# Saved entries:
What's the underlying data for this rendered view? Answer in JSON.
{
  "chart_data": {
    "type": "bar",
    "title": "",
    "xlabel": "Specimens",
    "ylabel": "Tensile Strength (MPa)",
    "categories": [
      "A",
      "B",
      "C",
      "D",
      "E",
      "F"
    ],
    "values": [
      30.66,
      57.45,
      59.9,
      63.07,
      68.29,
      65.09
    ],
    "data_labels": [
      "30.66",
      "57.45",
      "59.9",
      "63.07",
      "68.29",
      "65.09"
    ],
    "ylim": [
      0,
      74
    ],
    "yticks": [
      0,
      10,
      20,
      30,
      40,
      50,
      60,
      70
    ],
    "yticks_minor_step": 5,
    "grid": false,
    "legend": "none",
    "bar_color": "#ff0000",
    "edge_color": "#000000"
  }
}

# Your objective:
Every record above should be copied exactly.

# Final result:
What's the underlying data for this rendered view? Answer in JSON.
{
  "chart_data": {
    "type": "bar",
    "title": "",
    "xlabel": "Specimens",
    "ylabel": "Tensile Strength (MPa)",
    "categories": [
      "A",
      "B",
      "C",
      "D",
      "E",
      "F"
    ],
    "values": [
      30.66,
      57.45,
      59.9,
      63.07,
      68.29,
      65.09
    ],
    "data_labels": [
      "30.66",
      "57.45",
      "59.9",
      "63.07",
      "68.29",
      "65.09"
    ],
    "ylim": [
      0,
      74
    ],
    "yticks": [
      0,
      10,
      20,
      30,
      40,
      50,
      60,
      70
    ],
    "yticks_minor_step": 5,
    "grid": false,
    "legend": "none",
    "bar_color": "#ff0000",
    "edge_color": "#000000"
  }
}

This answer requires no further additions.